## WHAT IS BEING ASKED
Transcribe every record that appears below, exactly and in full.

-------- PROVIDED DATA

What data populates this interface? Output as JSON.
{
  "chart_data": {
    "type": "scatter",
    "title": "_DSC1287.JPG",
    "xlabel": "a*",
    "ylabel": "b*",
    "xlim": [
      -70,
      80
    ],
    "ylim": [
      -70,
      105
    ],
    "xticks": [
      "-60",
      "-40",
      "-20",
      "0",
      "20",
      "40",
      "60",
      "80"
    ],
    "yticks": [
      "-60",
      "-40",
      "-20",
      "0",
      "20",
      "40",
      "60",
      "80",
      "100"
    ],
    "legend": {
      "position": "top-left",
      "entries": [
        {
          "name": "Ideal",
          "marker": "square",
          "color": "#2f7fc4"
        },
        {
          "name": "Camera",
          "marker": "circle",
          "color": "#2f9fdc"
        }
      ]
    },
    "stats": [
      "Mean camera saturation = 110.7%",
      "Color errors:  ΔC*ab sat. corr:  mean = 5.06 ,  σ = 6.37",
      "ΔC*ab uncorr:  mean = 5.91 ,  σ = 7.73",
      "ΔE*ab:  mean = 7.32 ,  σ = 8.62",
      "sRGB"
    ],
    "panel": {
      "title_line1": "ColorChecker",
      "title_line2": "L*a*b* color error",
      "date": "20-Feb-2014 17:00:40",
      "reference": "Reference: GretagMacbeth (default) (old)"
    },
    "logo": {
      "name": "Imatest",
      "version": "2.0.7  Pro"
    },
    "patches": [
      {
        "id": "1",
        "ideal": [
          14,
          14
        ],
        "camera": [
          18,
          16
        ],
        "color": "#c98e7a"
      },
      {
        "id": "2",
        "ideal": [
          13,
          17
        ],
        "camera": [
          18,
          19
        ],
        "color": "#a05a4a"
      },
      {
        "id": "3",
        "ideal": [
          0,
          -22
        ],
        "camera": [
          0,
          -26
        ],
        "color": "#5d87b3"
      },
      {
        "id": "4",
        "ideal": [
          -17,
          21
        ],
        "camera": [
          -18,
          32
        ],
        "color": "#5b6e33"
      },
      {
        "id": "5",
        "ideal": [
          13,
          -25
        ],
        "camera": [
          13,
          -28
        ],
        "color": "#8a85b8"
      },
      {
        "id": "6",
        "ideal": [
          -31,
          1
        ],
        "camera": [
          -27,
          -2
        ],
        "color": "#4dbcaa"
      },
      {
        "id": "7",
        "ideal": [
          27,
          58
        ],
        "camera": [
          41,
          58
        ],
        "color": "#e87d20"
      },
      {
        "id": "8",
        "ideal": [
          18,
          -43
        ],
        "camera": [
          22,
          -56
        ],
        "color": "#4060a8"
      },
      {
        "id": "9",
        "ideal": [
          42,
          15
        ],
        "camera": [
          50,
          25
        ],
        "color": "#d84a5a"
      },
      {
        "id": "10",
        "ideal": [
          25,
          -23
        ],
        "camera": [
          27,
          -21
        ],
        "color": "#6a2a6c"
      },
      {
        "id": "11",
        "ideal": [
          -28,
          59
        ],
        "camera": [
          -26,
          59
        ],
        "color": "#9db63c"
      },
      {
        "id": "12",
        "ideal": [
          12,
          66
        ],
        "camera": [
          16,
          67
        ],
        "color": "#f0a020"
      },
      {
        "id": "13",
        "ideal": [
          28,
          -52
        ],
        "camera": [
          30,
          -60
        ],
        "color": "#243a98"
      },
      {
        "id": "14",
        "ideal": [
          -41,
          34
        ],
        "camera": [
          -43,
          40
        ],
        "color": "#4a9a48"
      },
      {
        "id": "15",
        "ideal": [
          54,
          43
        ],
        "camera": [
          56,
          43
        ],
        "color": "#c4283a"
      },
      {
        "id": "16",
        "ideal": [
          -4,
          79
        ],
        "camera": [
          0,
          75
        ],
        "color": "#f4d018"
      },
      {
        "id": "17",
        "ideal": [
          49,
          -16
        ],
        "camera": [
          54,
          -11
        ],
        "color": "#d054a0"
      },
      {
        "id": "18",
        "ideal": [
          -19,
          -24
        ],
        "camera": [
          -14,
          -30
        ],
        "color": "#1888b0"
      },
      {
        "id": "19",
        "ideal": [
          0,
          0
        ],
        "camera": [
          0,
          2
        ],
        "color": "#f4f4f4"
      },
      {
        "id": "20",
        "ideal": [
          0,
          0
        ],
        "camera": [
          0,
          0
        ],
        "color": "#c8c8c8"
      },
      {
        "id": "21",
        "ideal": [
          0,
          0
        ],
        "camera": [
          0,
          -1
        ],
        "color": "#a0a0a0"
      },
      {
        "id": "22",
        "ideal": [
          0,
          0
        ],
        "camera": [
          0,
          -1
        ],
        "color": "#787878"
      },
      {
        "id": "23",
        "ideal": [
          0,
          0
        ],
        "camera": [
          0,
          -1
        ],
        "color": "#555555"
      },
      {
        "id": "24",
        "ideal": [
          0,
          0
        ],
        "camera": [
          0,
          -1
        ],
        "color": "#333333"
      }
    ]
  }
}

----------------

## IN RESPONSE
What data populates this interface? Output as JSON.
{
  "chart_data": {
    "type": "scatter",
    "title": "_DSC1287.JPG",
    "xlabel": "a*",
    "ylabel": "b*",
    "xlim": [
      -70,
      80
    ],
    "ylim": [
      -70,
      105
    ],
    "xticks": [
      "-60",
      "-40",
      "-20",
      "0",
      "20",
      "40",
      "60",
      "80"
    ],
    "yticks": [
      "-60",
      "-40",
      "-20",
      "0",
      "20",
      "40",
      "60",
      "80",
      "100"
    ],
    "legend": {
      "position": "top-left",
      "entries": [
        {
          "name": "Ideal",
          "marker": "square",
          "color": "#2f7fc4"
        },
        {
          "name": "Camera",
          "marker": "circle",
          "color": "#2f9fdc"
        }
      ]
    },
    "stats": [
      "Mean camera saturation = 110.7%",
      "Color errors:  ΔC*ab sat. corr:  mean = 5.06 ,  σ = 6.37",
      "ΔC*ab uncorr:  mean = 5.91 ,  σ = 7.73",
      "ΔE*ab:  mean = 7.32 ,  σ = 8.62",
      "sRGB"
    ],
    "panel": {
      "title_line1": "ColorChecker",
      "title_line2": "L*a*b* color error",
      "date": "20-Feb-2014 17:00:40",
      "reference": "Reference: GretagMacbeth (default) (old)"
    },
    "logo": {
      "name": "Imatest",
      "version": "2.0.7  Pro"
    },
    "patches": [
      {
        "id": "1",
        "ideal": [
          14,
          14
        ],
        "camera": [
          18,
          16
        ],
        "color": "#c98e7a"
      },
      {
        "id": "2",
        "ideal": [
          13,
          17
        ],
        "camera": [
          18,
          19
        ],
        "color": "#a05a4a"
      },
      {
        "id": "3",
        "ideal": [
          0,
          -22
        ],
        "camera": [
          0,
          -26
        ],
        "color": "#5d87b3"
      },
      {
        "id": "4",
        "ideal": [
          -17,
          21
        ],
        "camera": [
          -18,
          32
        ],
        "color": "#5b6e33"
      },
      {
        "id": "5",
        "ideal": [
          13,
          -25
        ],
        "camera": [
          13,
          -28
        ],
        "color": "#8a85b8"
      },
      {
        "id": "6",
        "ideal": [
          -31,
          1
        ],
        "camera": [
          -27,
          -2
        ],
        "color": "#4dbcaa"
      },
      {
        "id": "7",
        "ideal": [
          27,
          58
        ],
        "camera": [
          41,
          58
        ],
        "color": "#e87d20"
      },
      {
        "id": "8",
        "ideal": [
          18,
          -43
        ],
        "camera": [
          22,
          -56
        ],
        "color": "#4060a8"
      },
      {
        "id": "9",
        "ideal": [
          42,
          15
        ],
        "camera": [
          50,
          25
        ],
        "color": "#d84a5a"
      },
      {
        "id": "10",
        "ideal": [
          25,
          -23
        ],
        "camera": [
          27,
          -21
        ],
        "color": "#6a2a6c"
      },
      {
        "id": "11",
        "ideal": [
          -28,
          59
        ],
        "camera": [
          -26,
          59
        ],
        "color": "#9db63c"
      },
      {
        "id": "12",
        "ideal": [
          12,
          66
        ],
        "camera": [
          16,
          67
        ],
        "color": "#f0a020"
      },
      {
        "id": "13",
        "ideal": [
          28,
          -52
        ],
        "camera": [
          30,
          -60
        ],
        "color": "#243a98"
      },
      {
        "id": "14",
        "ideal": [
          -41,
          34
        ],
        "camera": [
          -43,
          40
        ],
        "color": "#4a9a48"
      },
      {
        "id": "15",
        "ideal": [
          54,
          43
        ],
        "camera": [
          56,
          43
        ],
        "color": "#c4283a"
      },
      {
        "id": "16",
        "ideal": [
          -4,
          79
        ],
        "camera": [
          0,
          75
        ],
        "color": "#f4d018"
      },
      {
        "id": "17",
        "ideal": [
          49,
          -16
        ],
        "camera": [
          54,
          -11
        ],
        "color": "#d054a0"
      },
      {
        "id": "18",
        "ideal": [
          -19,
          -24
        ],
        "camera": [
          -14,
          -30
        ],
        "color": "#1888b0"
      },
      {
        "id": "19",
        "ideal": [
          0,
          0
        ],
        "camera": [
          0,
          2
        ],
        "color": "#f4f4f4"
      },
      {
        "id": "20",
        "ideal": [
          0,
          0
        ],
        "camera": [
          0,
          0
        ],
        "color": "#c8c8c8"
      },
      {
        "id": "21",
        "ideal": [
          0,
          0
        ],
        "camera": [
          0,
          -1
        ],
        "color": "#a0a0a0"
      },
      {
        "id": "22",
        "ideal": [
          0,
          0
        ],
        "camera": [
          0,
          -1
        ],
        "color": "#787878"
      },
      {
        "id": "23",
        "ideal": [
          0,
          0
        ],
        "camera": [
          0,
          -1
        ],
        "color": "#555555"
      },
      {
        "id": "24",
        "ideal": [
          0,
          0
        ],
        "camera": [
          0,
          -1
        ],
        "color": "#333333"
      }
    ]
  }
}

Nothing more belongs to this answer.